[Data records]
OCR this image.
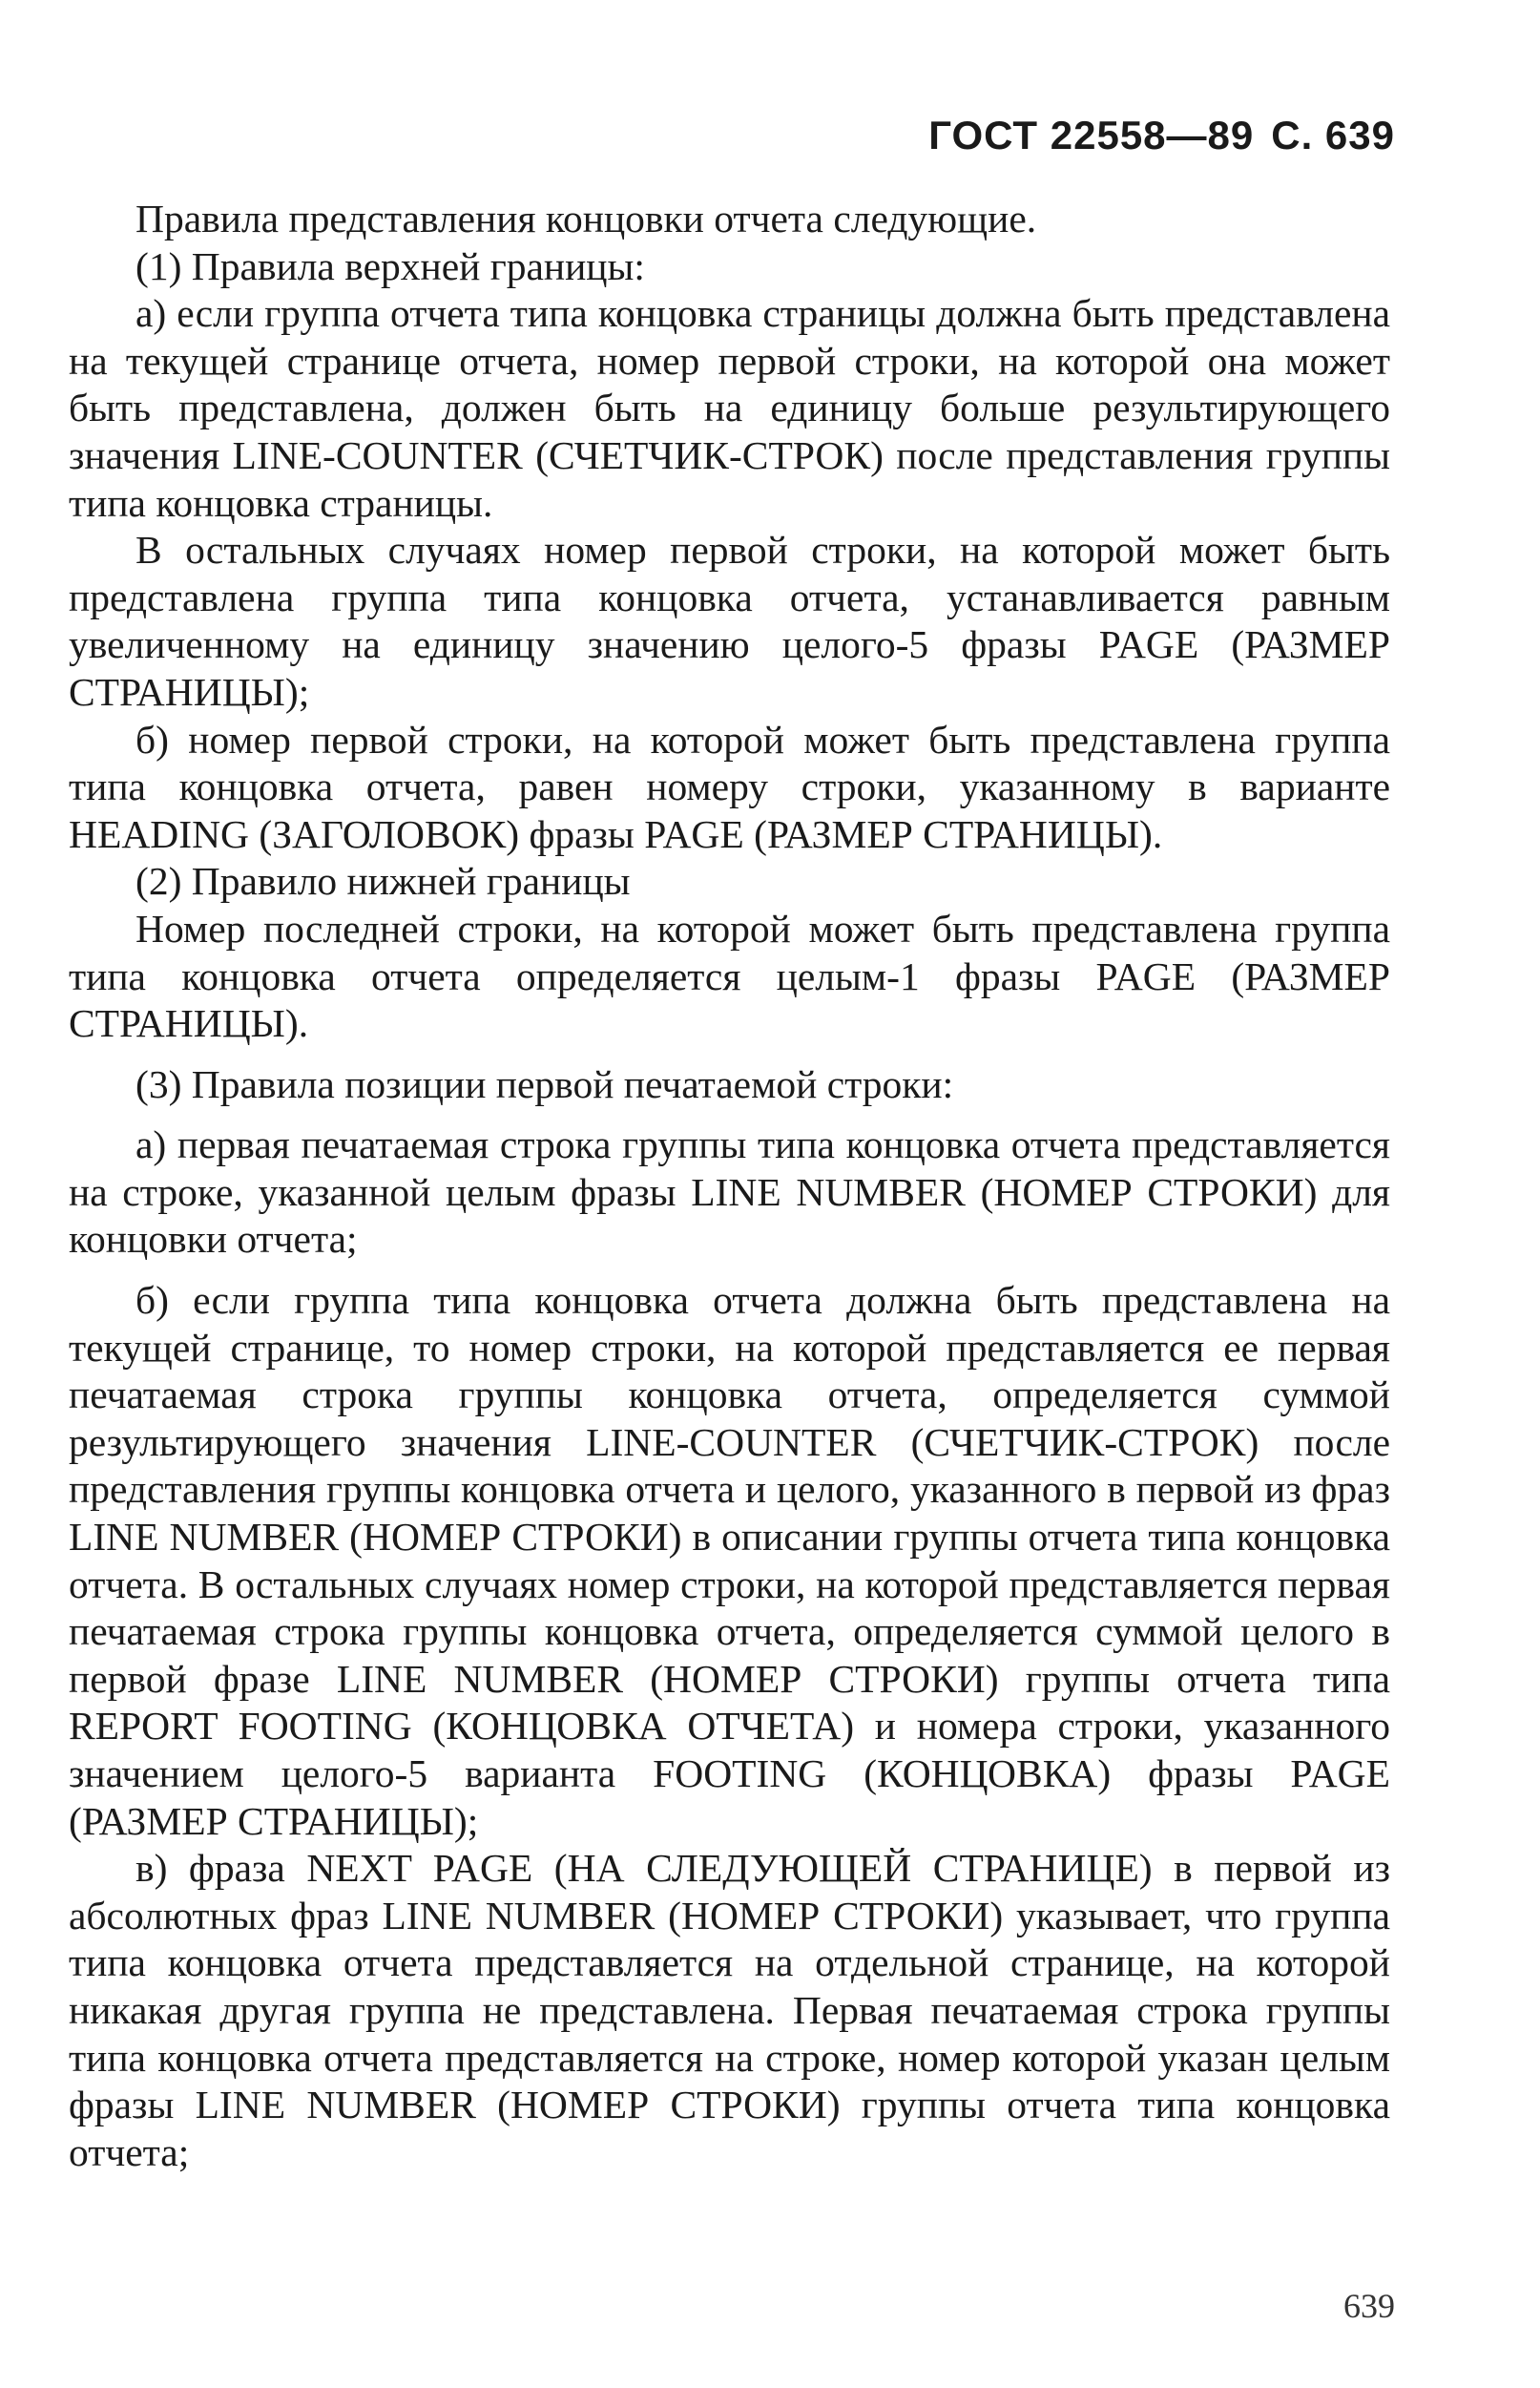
ГОСТ 22558—89 С. 639

Правила представления концовки отчета следующие.

(1) Правила верхней границы:

а) если группа отчета типа концовка страницы должна быть представлена на текущей странице отчета, номер первой строки, на которой она может быть представлена, должен быть на единицу больше результирующего значения LINE-COUNTER (СЧЕТЧИК-СТРОК) после представления группы типа концовка страницы.

В остальных случаях номер первой строки, на которой может быть представлена группа типа концовка отчета, устанавливается равным увеличенному на единицу значению целого-5 фразы PAGE (РАЗМЕР СТРАНИЦЫ);

б) номер первой строки, на которой может быть представлена группа типа концовка отчета, равен номеру строки, указанному в варианте HEADING (ЗАГОЛОВОК) фразы PAGE (РАЗМЕР СТРАНИЦЫ).

(2) Правило нижней границы

Номер последней строки, на которой может быть представлена группа типа концовка отчета определяется целым-1 фразы PAGE (РАЗМЕР СТРАНИЦЫ).

(3) Правила позиции первой печатаемой строки:

а) первая печатаемая строка группы типа концовка отчета представляется на строке, указанной целым фразы LINE NUMBER (НОМЕР СТРОКИ) для концовки отчета;

б) если группа типа концовка отчета должна быть представлена на текущей странице, то номер строки, на которой представляется ее первая печатаемая строка группы концовка отчета, определяется суммой результирующего значения LINE-COUNTER (СЧЕТЧИК-СТРОК) после представления группы концовка отчета и целого, указанного в первой из фраз LINE NUMBER (НОМЕР СТРОКИ) в описании группы отчета типа концовка отчета. В остальных случаях номер строки, на которой представляется первая печатаемая строка группы концовка отчета, определяется суммой целого в первой фразе LINE NUMBER (НОМЕР СТРОКИ) группы отчета типа REPORT FOOTING (КОНЦОВКА ОТЧЕТА) и номера строки, указанного значением целого-5 варианта FOOTING (КОНЦОВКА) фразы PAGE (РАЗМЕР СТРАНИЦЫ);

в) фраза NEXT PAGE (НА СЛЕДУЮЩЕЙ СТРАНИЦЕ) в первой из абсолютных фраз LINE NUMBER (НОМЕР СТРОКИ) указывает, что группа типа концовка отчета представляется на отдельной странице, на которой никакая другая группа не представлена. Первая печатаемая строка группы типа концовка отчета представляется на строке, номер которой указан целым фразы LINE NUMBER (НОМЕР СТРОКИ) группы отчета типа концовка отчета;

639
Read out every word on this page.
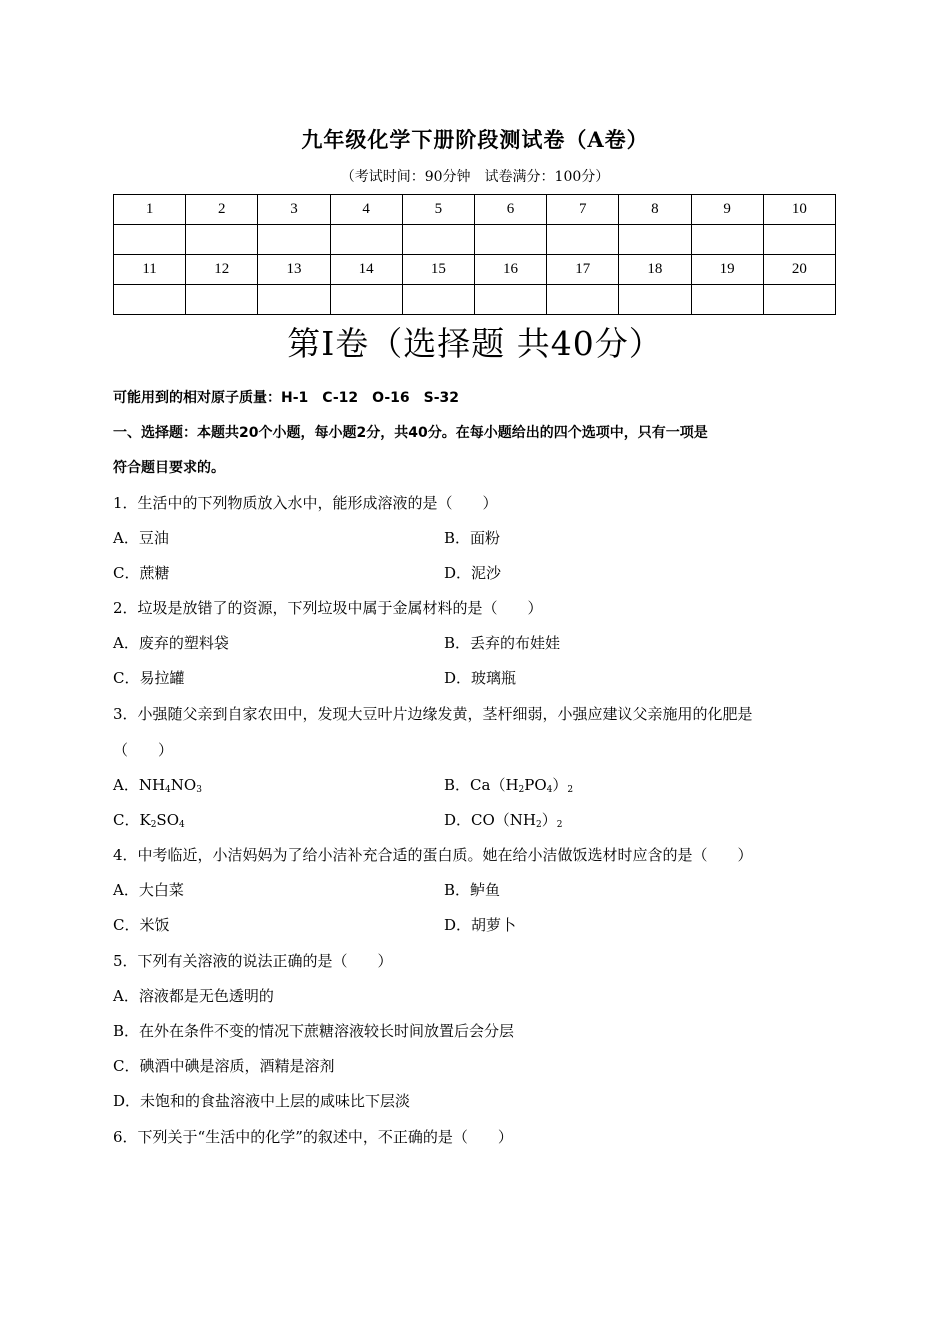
九年级化学下册阶段测试卷（A卷）
（考试时间：90分钟　试卷满分：100分）
1	2	3	4	5	6	7	8	9	10

11	12	13	14	15	16	17	18	19	20

第Ⅰ卷（选择题 共40分）
可能用到的相对原子质量：H-1　C-12　O-16　S-32
一、选择题：本题共20个小题，每小题2分，共40分。在每小题给出的四个选项中，只有一项是
符合题目要求的。
1．生活中的下列物质放入水中，能形成溶液的是（　　）
A．豆油	B．面粉
C．蔗糖	D．泥沙
2．垃圾是放错了的资源，下列垃圾中属于金属材料的是（　　）
A．废弃的塑料袋	B．丢弃的布娃娃
C．易拉罐	D．玻璃瓶
3．小强随父亲到自家农田中，发现大豆叶片边缘发黄，茎杆细弱，小强应建议父亲施用的化肥是
（　　）
A．$NH_4NO_3$	B．$Ca(H_2PO_4)_2$
C．$K_2SO_4$	D．$CO(NH_2)_2$
4．中考临近，小洁妈妈为了给小洁补充合适的蛋白质。她在给小洁做饭选材时应含的是（　　）
A．大白菜	B．鲈鱼
C．米饭	D．胡萝卜
5．下列有关溶液的说法正确的是（　　）
A．溶液都是无色透明的
B．在外在条件不变的情况下蔗糖溶液较长时间放置后会分层
C．碘酒中碘是溶质，酒精是溶剂
D．未饱和的食盐溶液中上层的咸味比下层淡
6．下列关于“生活中的化学”的叙述中，不正确的是（　　）
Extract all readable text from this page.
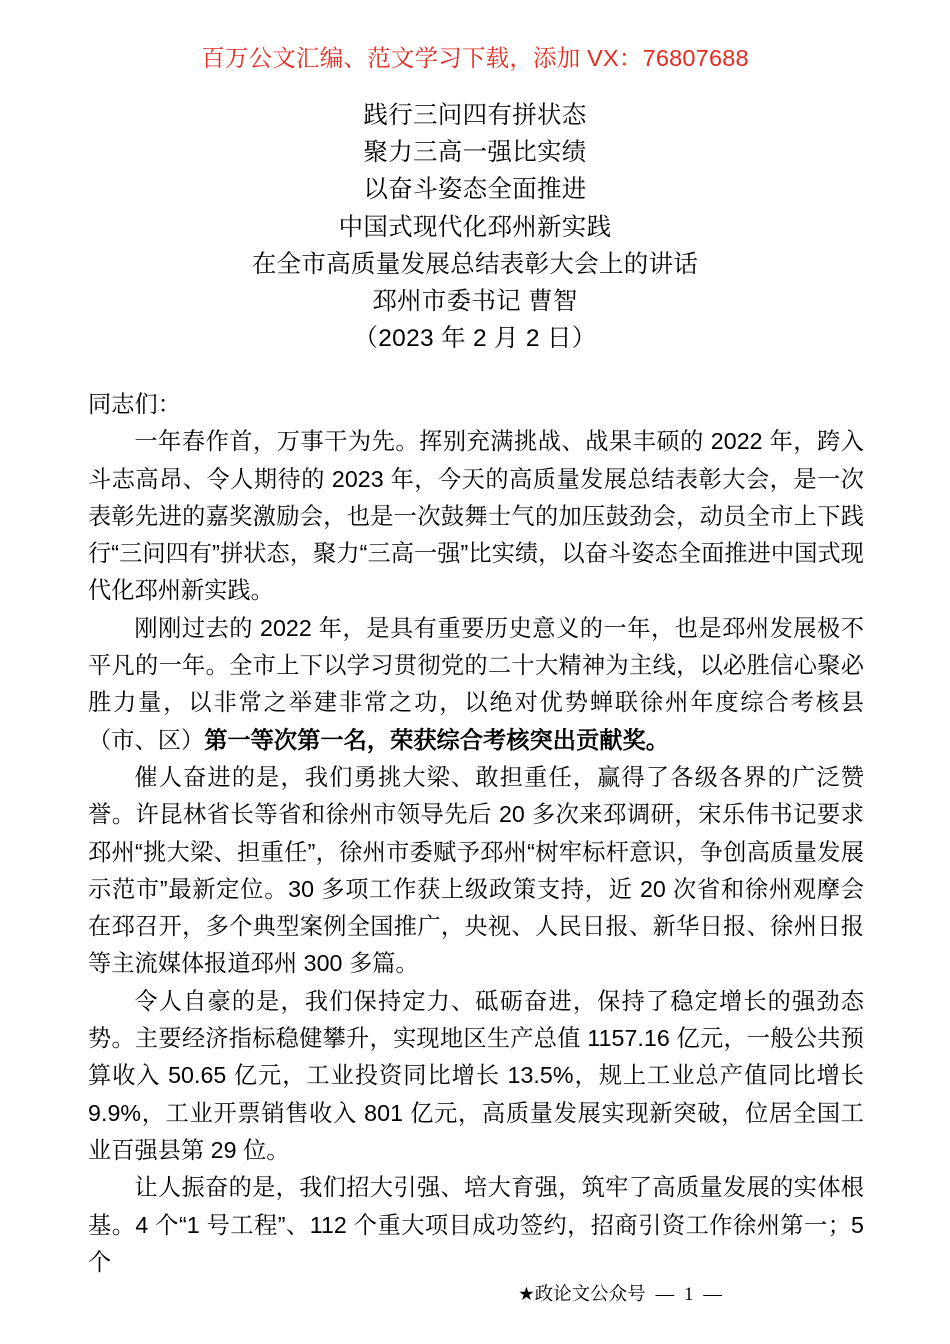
百万公文汇编、范文学习下载，添加 VX：76807688
践行三问四有拼状态
聚力三高一强比实绩
以奋斗姿态全面推进
中国式现代化邳州新实践
在全市高质量发展总结表彰大会上的讲话
邳州市委书记 曹智
（2023 年 2 月 2 日）

同志们：

一年春作首，万事干为先。挥别充满挑战、战果丰硕的 2022 年，跨入斗志高昂、令人期待的 2023 年，今天的高质量发展总结表彰大会，是一次表彰先进的嘉奖激励会，也是一次鼓舞士气的加压鼓劲会，动员全市上下践行“三问四有”拼状态，聚力“三高一强”比实绩，以奋斗姿态全面推进中国式现代化邳州新实践。

刚刚过去的 2022 年，是具有重要历史意义的一年，也是邳州发展极不平凡的一年。全市上下以学习贯彻党的二十大精神为主线，以必胜信心聚必胜力量，以非常之举建非常之功，以绝对优势蝉联徐州年度综合考核县（市、区）第一等次第一名，荣获综合考核突出贡献奖。

催人奋进的是，我们勇挑大梁、敢担重任，赢得了各级各界的广泛赞誉。许昆林省长等省和徐州市领导先后 20 多次来邳调研，宋乐伟书记要求邳州“挑大梁、担重任”，徐州市委赋予邳州“树牢标杆意识，争创高质量发展示范市”最新定位。30 多项工作获上级政策支持，近 20 次省和徐州观摩会在邳召开，多个典型案例全国推广，央视、人民日报、新华日报、徐州日报等主流媒体报道邳州 300 多篇。

令人自豪的是，我们保持定力、砥砺奋进，保持了稳定增长的强劲态势。主要经济指标稳健攀升，实现地区生产总值 1157.16 亿元，一般公共预算收入 50.65 亿元，工业投资同比增长 13.5%，规上工业总产值同比增长 9.9%，工业开票销售收入 801 亿元，高质量发展实现新突破，位居全国工业百强县第 29 位。

让人振奋的是，我们招大引强、培大育强，筑牢了高质量发展的实体根基。4 个“1 号工程”、112 个重大项目成功签约，招商引资工作徐州第一；5 个

★政论文公众号 — 1 —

> [PROBLEM REQUIREMENTS]: Restate the entire listing word for word, excluding pictures.

> [RESPONSE]:
OCR this image.
ГОСТ 22558—89 С. 639

Правила представления концовки отчета следующие.

(1) Правила верхней границы:

а) если группа отчета типа концовка страницы должна быть представлена на текущей странице отчета, номер первой строки, на которой она может быть представлена, должен быть на единицу больше результирующего значения LINE-COUNTER (СЧЕТЧИК-СТРОК) после представления группы типа концовка страницы.

В остальных случаях номер первой строки, на которой может быть представлена группа типа концовка отчета, устанавливается равным увеличенному на единицу значению целого-5 фразы PAGE (РАЗМЕР СТРАНИЦЫ);

б) номер первой строки, на которой может быть представлена группа типа концовка отчета, равен номеру строки, указанному в варианте HEADING (ЗАГОЛОВОК) фразы PAGE (РАЗМЕР СТРАНИЦЫ).

(2) Правило нижней границы

Номер последней строки, на которой может быть представлена группа типа концовка отчета определяется целым-1 фразы PAGE (РАЗМЕР СТРАНИЦЫ).

(3) Правила позиции первой печатаемой строки:

а) первая печатаемая строка группы типа концовка отчета представляется на строке, указанной целым фразы LINE NUMBER (НОМЕР СТРОКИ) для концовки отчета;

б) если группа типа концовка отчета должна быть представлена на текущей странице, то номер строки, на которой представляется ее первая печатаемая строка группы концовка отчета, определяется суммой результирующего значения LINE-COUNTER (СЧЕТЧИК-СТРОК) после представления группы концовка отчета и целого, указанного в первой из фраз LINE NUMBER (НОМЕР СТРОКИ) в описании группы отчета типа концовка отчета. В остальных случаях номер строки, на которой представляется первая печатаемая строка группы концовка отчета, определяется суммой целого в первой фразе LINE NUMBER (НОМЕР СТРОКИ) группы отчета типа REPORT FOOTING (КОНЦОВКА ОТЧЕТА) и номера строки, указанного значением целого-5 варианта FOOTING (КОНЦОВКА) фразы PAGE (РАЗМЕР СТРАНИЦЫ);

в) фраза NEXT PAGE (НА СЛЕДУЮЩЕЙ СТРАНИЦЕ) в первой из абсолютных фраз LINE NUMBER (НОМЕР СТРОКИ) указывает, что группа типа концовка отчета представляется на отдельной странице, на которой никакая другая группа не представлена. Первая печатаемая строка группы типа концовка отчета представляется на строке, номер которой указан целым фразы LINE NUMBER (НОМЕР СТРОКИ) группы отчета типа концовка отчета;

639
Read out every word on this page.
九年级化学下册阶段测试卷（A卷）
（考试时间：90分钟　试卷满分：100分）
1	2	3	4	5	6	7	8	9	10

11	12	13	14	15	16	17	18	19	20

第Ⅰ卷（选择题 共40分）
可能用到的相对原子质量：H-1　C-12　O-16　S-32
一、选择题：本题共20个小题，每小题2分，共40分。在每小题给出的四个选项中，只有一项是
符合题目要求的。
1．生活中的下列物质放入水中，能形成溶液的是（　　）
A．豆油	B．面粉
C．蔗糖	D．泥沙
2．垃圾是放错了的资源，下列垃圾中属于金属材料的是（　　）
A．废弃的塑料袋	B．丢弃的布娃娃
C．易拉罐	D．玻璃瓶
3．小强随父亲到自家农田中，发现大豆叶片边缘发黄，茎杆细弱，小强应建议父亲施用的化肥是
（　　）
A．$NH_4NO_3$	B．$Ca(H_2PO_4)_2$
C．$K_2SO_4$	D．$CO(NH_2)_2$
4．中考临近，小洁妈妈为了给小洁补充合适的蛋白质。她在给小洁做饭选材时应含的是（　　）
A．大白菜	B．鲈鱼
C．米饭	D．胡萝卜
5．下列有关溶液的说法正确的是（　　）
A．溶液都是无色透明的
B．在外在条件不变的情况下蔗糖溶液较长时间放置后会分层
C．碘酒中碘是溶质，酒精是溶剂
D．未饱和的食盐溶液中上层的咸味比下层淡
6．下列关于“生活中的化学”的叙述中，不正确的是（　　）
Extract all readable text from this page.
百万公文汇编、范文学习下载，添加 VX：76807688
践行三问四有拼状态
聚力三高一强比实绩
以奋斗姿态全面推进
中国式现代化邳州新实践
在全市高质量发展总结表彰大会上的讲话
邳州市委书记 曹智
（2023 年 2 月 2 日）

同志们：

一年春作首，万事干为先。挥别充满挑战、战果丰硕的 2022 年，跨入斗志高昂、令人期待的 2023 年，今天的高质量发展总结表彰大会，是一次表彰先进的嘉奖激励会，也是一次鼓舞士气的加压鼓劲会，动员全市上下践行“三问四有”拼状态，聚力“三高一强”比实绩，以奋斗姿态全面推进中国式现代化邳州新实践。

刚刚过去的 2022 年，是具有重要历史意义的一年，也是邳州发展极不平凡的一年。全市上下以学习贯彻党的二十大精神为主线，以必胜信心聚必胜力量，以非常之举建非常之功，以绝对优势蝉联徐州年度综合考核县（市、区）第一等次第一名，荣获综合考核突出贡献奖。

催人奋进的是，我们勇挑大梁、敢担重任，赢得了各级各界的广泛赞誉。许昆林省长等省和徐州市领导先后 20 多次来邳调研，宋乐伟书记要求邳州“挑大梁、担重任”，徐州市委赋予邳州“树牢标杆意识，争创高质量发展示范市”最新定位。30 多项工作获上级政策支持，近 20 次省和徐州观摩会在邳召开，多个典型案例全国推广，央视、人民日报、新华日报、徐州日报等主流媒体报道邳州 300 多篇。

令人自豪的是，我们保持定力、砥砺奋进，保持了稳定增长的强劲态势。主要经济指标稳健攀升，实现地区生产总值 1157.16 亿元，一般公共预算收入 50.65 亿元，工业投资同比增长 13.5%，规上工业总产值同比增长 9.9%，工业开票销售收入 801 亿元，高质量发展实现新突破，位居全国工业百强县第 29 位。

让人振奋的是，我们招大引强、培大育强，筑牢了高质量发展的实体根基。4 个“1 号工程”、112 个重大项目成功签约，招商引资工作徐州第一；5 个

★政论文公众号 — 1 —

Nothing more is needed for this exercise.